━━━━━ SUPPLIED MATERIAL ━━━━━

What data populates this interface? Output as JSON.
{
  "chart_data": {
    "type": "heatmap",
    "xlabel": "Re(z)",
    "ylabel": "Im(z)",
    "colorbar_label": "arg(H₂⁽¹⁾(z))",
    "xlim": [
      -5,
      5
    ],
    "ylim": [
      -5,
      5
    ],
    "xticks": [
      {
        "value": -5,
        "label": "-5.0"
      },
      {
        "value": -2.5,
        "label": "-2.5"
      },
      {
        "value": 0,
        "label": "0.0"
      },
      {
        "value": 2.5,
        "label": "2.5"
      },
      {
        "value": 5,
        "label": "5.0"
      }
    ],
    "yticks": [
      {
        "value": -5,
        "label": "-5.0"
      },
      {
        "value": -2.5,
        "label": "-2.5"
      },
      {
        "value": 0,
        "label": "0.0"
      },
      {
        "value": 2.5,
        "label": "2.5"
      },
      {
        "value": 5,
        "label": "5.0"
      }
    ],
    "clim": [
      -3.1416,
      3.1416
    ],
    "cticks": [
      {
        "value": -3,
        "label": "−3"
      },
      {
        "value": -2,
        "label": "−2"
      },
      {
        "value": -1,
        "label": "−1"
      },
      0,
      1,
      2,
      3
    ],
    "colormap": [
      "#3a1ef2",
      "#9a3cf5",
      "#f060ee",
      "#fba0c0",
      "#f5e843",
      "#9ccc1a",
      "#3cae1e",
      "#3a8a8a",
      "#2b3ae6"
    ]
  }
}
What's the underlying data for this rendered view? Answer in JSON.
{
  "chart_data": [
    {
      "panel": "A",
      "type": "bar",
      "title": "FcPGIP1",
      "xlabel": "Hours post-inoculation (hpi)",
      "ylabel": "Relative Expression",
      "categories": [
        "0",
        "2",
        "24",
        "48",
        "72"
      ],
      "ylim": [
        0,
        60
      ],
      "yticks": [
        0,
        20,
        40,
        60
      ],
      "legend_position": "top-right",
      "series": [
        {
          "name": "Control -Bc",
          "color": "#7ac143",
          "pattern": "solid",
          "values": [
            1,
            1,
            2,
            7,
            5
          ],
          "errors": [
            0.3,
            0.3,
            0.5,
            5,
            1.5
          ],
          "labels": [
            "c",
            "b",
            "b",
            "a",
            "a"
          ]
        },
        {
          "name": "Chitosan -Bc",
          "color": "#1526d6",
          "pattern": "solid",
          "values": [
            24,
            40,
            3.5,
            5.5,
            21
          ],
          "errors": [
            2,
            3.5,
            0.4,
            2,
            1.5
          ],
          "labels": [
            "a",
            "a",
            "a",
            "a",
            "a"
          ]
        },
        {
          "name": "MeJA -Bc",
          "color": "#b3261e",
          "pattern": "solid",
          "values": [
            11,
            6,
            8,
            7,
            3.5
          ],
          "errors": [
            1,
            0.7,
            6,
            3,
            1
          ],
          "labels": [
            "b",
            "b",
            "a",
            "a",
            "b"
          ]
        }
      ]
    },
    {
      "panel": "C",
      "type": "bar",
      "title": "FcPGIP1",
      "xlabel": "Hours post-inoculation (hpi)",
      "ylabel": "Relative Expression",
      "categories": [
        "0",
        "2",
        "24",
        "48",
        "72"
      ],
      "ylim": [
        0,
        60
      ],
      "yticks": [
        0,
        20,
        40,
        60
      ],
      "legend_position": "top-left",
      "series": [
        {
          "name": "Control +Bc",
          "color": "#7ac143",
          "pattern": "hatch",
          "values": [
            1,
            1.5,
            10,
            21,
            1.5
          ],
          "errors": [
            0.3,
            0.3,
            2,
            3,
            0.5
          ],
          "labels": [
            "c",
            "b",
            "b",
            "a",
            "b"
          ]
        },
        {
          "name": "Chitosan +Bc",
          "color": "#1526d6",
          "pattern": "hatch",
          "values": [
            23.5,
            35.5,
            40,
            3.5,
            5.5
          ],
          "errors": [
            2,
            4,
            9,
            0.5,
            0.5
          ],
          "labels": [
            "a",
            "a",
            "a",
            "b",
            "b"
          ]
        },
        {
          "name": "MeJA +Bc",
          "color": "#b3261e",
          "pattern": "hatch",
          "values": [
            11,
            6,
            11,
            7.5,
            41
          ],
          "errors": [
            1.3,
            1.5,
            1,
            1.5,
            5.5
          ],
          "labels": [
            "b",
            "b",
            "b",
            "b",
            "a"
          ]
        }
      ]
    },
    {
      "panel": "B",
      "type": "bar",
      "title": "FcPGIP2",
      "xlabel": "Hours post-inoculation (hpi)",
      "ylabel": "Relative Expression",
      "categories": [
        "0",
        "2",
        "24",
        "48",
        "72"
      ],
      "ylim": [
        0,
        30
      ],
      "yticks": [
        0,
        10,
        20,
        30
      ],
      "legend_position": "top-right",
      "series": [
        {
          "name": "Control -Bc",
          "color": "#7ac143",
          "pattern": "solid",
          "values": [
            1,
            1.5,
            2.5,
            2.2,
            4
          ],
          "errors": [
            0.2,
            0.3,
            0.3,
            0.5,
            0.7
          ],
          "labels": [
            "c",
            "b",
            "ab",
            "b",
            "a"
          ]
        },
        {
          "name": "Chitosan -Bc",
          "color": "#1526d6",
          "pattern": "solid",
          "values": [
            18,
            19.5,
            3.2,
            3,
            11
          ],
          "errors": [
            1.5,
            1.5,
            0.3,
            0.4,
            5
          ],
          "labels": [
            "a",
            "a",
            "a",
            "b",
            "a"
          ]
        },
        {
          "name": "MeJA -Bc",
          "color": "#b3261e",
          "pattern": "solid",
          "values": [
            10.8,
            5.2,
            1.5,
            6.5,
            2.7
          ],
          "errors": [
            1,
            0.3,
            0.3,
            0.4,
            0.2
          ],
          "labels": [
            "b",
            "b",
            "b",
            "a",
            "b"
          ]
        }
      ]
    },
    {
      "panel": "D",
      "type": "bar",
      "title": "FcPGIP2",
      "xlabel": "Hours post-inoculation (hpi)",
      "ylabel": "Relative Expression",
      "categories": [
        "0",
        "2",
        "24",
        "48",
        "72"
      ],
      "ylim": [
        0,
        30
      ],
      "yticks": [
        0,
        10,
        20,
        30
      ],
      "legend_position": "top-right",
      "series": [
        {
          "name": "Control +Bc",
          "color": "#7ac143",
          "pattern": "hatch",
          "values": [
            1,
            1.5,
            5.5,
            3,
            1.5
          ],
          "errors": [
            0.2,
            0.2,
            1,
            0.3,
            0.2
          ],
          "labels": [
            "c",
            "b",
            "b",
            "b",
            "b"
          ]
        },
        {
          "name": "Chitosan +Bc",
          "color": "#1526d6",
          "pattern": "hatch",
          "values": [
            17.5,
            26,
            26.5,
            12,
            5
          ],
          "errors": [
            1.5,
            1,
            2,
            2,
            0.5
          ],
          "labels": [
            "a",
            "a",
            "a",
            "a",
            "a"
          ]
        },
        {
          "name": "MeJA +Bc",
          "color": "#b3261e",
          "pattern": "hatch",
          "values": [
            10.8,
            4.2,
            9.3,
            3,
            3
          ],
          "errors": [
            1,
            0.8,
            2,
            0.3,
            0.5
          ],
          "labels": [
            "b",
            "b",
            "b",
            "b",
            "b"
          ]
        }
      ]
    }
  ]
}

━━━━━

List every line in the records above that contains the word "JSON".

What data populates this interface? Output as JSON.
What's the underlying data for this rendered view? Answer in JSON.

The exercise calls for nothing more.